# Forum Home Renovation Tiling  Setting up Sigma Tile Cutter.....

## Billy22Bob

Having a bit of trouble setting up my new (2nd Hand) 93cm Sigma.
I put a new cutting wheel in it and just finished the porcelain bathroom floor but I have chipped a few tiles along the way. 
Yesterday I started on the 450x 900 vitreous one and seem to have a different characteristic. 
After scoring, they seem very difficult to snap and I'm thinking I should find out how high I should set the slide bar adjustment at either end - this seems to have a big bearing. 
At the moment - the slide bar seems to flex quite a bit and the tile doesnt snap - so I have to give a reasonable wack to get it to snap and sometimes can inadvertently break the tile under the snap pads or under somehwere further up the tile shears off and doesnt snap along the score line. 
Experienced Sigma owners - tips please

----------


## Scottythetiler

vitrified tiles are harder to cut especially the longer ones.   
the trick is to score the length of the tile evenly and make sure you get it right at the edge of the tile.  too many people start the score about 2mm in from the edge which wont give a good cut. 
after the tile is scored you need to apply some pressure to the base of the cut until you can see or hear the crack start to form.  once the crack has started then you move the slide about 100mm up and apply pressure again like before and repeat the process further and further along.  with this method i can cut strips at 10mm wide neatly. 
if you are having troubles with the breaking still, make sure the tile is supported and not flopping around, as this will make it harder.  another way for larger cuts is to flat hand karate chop the tile on the cut side while keeping pressure on the other, lol maybe but it does work.

----------


## Billy22Bob

I think the pressure pads are worn and it's getting too close to the surface on snap - I've got it now so that they only chip on the left hand side ust underneath the pad. one tiler said build the pads up with masking tape when they wear out....hmmmm... 
thanks for your pointer - will see if this helps. I have been doing a lot of scores on the signma and then using the tile saw for <1mm tolerance critical cross cuts and then a quick file to give it a "factory edge".

----------


## Billy22Bob

see the attached photo showing chipping

----------


## Scottythetiler

yep photo shows the pad has gone.  electrical or masking tape will help reduce this yes.

----------


## Billy22Bob

Can you buy (and replace) with spares...?
Also the centre ridge seems a little worn - was wondering if that may be causing any issues.

----------


## Scottythetiler

im sure ive seen spares at good tile supplies shops mate, or alternatively look online for something.  i'd google a bit for you now mate but i've got to run to work.

----------


## bigkey

Hi, I am a newbie in the game; just bought a Sigma 4A (second hand) but not quite sure how to set it up properly. I does scored good but does not snap the tile right, most of the time the tile just cracked. The seller told me to replace the cutting wheel but still does not make much different. I took it apart and seen that there are grinding mark on the snap pad (not sure why)  and thinking it maybe the culprit, but need some experienced members opinion please; How to set up the cutter properlyHow to fix the snap pad problem ?Thanks in advance :Redface:

----------


## bigkey

Any help ???????? :Redface:

----------


## Ashore

Aldi next week ( starts 24th march ) have an electric tile cutter for $50, I got one last year and it's been great  :2thumbsup:

----------

## [Provided material]
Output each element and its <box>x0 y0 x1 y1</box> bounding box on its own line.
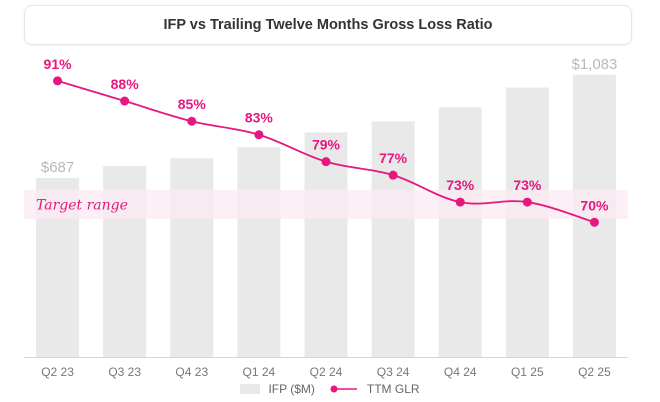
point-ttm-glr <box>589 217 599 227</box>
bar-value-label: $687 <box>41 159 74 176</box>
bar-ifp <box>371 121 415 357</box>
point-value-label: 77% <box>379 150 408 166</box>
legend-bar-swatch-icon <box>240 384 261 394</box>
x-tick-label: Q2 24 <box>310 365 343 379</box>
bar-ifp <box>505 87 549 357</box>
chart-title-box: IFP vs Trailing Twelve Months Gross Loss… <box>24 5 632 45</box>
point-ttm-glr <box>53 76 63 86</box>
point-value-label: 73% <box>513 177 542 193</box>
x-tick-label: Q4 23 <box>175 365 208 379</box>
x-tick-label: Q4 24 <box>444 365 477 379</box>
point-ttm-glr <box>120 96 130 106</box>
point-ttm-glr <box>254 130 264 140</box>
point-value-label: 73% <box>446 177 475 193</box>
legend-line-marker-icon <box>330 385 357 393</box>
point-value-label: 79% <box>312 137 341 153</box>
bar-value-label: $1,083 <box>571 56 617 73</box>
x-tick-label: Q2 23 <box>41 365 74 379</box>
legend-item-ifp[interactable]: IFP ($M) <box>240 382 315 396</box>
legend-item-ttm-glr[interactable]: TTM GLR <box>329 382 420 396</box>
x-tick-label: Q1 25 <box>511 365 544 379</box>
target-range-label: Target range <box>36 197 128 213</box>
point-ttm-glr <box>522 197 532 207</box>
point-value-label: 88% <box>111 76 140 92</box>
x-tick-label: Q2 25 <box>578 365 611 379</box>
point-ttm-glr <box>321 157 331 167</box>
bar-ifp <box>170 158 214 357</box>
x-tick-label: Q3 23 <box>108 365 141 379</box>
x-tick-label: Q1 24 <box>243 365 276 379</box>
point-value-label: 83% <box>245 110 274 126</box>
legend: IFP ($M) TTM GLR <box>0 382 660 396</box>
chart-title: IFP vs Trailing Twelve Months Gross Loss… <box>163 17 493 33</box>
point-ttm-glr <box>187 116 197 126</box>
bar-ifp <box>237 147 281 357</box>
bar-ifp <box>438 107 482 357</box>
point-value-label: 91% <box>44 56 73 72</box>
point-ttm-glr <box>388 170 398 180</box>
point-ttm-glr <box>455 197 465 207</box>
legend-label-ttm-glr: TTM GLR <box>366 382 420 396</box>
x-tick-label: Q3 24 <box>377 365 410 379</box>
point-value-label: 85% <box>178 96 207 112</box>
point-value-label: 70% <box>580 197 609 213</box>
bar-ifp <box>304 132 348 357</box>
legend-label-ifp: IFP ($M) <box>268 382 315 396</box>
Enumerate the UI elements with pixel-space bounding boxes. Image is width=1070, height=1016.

## [Problem requirements]
Reproduce the passage of the tile cutter thread word for word, starting with "Can you buy" and going on through "run to work.".

## [The completed task]
Can you buy (and replace) with spares...?
Also the centre ridge seems a little worn - was wondering if that may be causing any issues.

----------


## Scottythetiler

im sure ive seen spares at good tile supplies shops mate, or alternatively look online for something.  i'd google a bit for you now mate but i've got to run to work.